◆ Your goal ◆
From the listing below, pull out every line where the string "this" appears.

Recorded data
==========

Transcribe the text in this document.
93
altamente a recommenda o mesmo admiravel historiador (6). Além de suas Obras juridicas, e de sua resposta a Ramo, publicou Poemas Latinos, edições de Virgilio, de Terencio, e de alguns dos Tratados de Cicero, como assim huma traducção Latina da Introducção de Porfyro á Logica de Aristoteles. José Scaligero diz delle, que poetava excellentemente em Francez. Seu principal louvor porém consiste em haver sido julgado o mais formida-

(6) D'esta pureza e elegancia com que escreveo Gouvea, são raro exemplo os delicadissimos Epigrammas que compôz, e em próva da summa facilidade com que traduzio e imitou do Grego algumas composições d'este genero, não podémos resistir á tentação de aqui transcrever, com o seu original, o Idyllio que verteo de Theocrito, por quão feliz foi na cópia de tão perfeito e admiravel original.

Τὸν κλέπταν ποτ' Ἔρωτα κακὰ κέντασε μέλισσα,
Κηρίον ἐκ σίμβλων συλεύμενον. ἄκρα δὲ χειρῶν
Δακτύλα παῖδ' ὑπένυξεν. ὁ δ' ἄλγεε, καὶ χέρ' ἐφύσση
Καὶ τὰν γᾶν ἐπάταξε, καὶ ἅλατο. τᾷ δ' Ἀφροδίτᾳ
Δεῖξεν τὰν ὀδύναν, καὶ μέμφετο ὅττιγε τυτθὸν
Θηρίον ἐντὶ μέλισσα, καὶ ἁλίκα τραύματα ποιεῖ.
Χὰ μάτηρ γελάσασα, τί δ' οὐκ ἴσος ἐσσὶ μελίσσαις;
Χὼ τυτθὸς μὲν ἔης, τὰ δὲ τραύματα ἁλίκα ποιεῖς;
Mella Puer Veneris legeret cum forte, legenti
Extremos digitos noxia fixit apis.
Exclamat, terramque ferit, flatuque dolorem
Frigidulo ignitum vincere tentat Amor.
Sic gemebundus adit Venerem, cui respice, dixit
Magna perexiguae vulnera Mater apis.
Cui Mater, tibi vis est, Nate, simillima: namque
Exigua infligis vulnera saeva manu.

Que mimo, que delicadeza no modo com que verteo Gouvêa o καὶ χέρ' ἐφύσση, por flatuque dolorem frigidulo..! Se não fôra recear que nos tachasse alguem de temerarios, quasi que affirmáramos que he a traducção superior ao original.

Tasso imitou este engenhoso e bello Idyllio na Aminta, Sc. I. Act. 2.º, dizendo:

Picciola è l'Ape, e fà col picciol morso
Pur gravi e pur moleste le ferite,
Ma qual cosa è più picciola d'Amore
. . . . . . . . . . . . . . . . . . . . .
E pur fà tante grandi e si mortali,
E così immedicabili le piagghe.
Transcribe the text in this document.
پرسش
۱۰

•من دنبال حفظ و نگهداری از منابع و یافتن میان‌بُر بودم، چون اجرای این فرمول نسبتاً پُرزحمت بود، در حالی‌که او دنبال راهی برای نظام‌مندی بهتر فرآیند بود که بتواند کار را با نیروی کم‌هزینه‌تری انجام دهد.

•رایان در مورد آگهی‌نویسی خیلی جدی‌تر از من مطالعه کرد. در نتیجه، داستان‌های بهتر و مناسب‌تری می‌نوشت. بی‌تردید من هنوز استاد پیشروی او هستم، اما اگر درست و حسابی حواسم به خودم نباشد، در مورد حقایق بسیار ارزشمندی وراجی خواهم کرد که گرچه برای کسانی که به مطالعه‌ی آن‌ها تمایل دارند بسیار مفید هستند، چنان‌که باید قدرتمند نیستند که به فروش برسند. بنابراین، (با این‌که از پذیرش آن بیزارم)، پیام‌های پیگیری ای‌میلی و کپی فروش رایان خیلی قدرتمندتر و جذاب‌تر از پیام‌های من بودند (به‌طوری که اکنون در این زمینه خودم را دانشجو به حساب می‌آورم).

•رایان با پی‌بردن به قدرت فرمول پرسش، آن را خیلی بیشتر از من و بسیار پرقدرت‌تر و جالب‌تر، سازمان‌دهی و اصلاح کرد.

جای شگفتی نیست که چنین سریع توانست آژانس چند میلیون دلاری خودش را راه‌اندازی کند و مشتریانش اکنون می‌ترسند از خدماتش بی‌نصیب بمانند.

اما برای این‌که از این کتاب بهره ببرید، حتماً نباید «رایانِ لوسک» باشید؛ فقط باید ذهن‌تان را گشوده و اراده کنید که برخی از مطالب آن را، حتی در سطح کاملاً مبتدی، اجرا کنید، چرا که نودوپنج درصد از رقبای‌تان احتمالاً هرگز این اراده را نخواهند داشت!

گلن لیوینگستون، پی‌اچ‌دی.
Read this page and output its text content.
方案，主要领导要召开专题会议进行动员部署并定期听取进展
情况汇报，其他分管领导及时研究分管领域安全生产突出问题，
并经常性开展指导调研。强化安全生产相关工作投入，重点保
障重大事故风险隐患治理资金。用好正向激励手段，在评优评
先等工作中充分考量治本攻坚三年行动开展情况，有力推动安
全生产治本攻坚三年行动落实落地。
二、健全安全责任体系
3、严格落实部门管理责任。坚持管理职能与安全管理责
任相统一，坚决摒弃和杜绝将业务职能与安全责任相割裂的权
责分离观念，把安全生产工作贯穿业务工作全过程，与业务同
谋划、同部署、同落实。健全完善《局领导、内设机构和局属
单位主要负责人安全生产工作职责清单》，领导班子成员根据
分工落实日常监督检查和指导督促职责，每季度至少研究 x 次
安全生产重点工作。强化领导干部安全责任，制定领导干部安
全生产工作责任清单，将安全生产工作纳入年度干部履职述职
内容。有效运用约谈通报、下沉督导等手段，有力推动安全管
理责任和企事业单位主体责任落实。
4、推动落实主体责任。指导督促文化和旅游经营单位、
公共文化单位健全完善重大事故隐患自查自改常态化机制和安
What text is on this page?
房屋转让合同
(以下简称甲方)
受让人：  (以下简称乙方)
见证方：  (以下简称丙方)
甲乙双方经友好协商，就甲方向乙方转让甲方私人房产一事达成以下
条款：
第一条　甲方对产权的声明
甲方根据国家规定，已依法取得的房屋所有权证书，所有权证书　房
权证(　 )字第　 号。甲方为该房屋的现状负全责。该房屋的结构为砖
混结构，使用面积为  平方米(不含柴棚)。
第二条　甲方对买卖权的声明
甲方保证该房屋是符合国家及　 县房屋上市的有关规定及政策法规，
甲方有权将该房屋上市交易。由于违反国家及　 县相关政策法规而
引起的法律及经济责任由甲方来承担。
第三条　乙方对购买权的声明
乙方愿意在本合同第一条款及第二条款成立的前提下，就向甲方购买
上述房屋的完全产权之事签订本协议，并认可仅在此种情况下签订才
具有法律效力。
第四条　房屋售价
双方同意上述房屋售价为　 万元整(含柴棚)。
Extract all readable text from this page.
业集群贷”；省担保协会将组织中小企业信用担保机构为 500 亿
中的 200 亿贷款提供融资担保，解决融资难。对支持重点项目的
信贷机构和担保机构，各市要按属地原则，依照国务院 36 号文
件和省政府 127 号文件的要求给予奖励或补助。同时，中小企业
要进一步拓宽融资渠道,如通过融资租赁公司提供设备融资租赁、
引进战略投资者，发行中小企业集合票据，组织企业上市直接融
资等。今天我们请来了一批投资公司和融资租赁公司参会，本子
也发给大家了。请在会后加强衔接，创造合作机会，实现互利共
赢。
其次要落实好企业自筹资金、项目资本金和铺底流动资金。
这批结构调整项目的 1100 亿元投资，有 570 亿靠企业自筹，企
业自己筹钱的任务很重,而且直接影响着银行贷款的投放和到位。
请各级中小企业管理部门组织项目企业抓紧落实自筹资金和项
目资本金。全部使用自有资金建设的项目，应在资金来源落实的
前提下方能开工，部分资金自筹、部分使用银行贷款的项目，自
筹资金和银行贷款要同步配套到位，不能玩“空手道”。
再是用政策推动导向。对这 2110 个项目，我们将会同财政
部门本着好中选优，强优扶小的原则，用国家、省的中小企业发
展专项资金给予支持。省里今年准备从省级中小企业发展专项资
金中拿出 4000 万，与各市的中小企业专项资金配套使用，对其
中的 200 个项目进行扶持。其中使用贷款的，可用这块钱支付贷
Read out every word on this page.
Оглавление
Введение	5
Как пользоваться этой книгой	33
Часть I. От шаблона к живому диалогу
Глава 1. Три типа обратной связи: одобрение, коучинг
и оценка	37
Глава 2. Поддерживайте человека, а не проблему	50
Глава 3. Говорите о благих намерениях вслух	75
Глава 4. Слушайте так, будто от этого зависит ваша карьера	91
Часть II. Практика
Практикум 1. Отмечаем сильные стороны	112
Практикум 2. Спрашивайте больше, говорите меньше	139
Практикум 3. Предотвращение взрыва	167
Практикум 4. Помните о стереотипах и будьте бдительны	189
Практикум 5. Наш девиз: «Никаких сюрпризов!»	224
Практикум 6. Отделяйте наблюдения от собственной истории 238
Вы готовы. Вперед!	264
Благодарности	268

==========

◆ Task output ◆
Transcribe the text in this document.
Transcribe the text in this document.
Read this page and output its text content.
What text is on this page?
Extract all readable text from this page.
Read out every word on this page.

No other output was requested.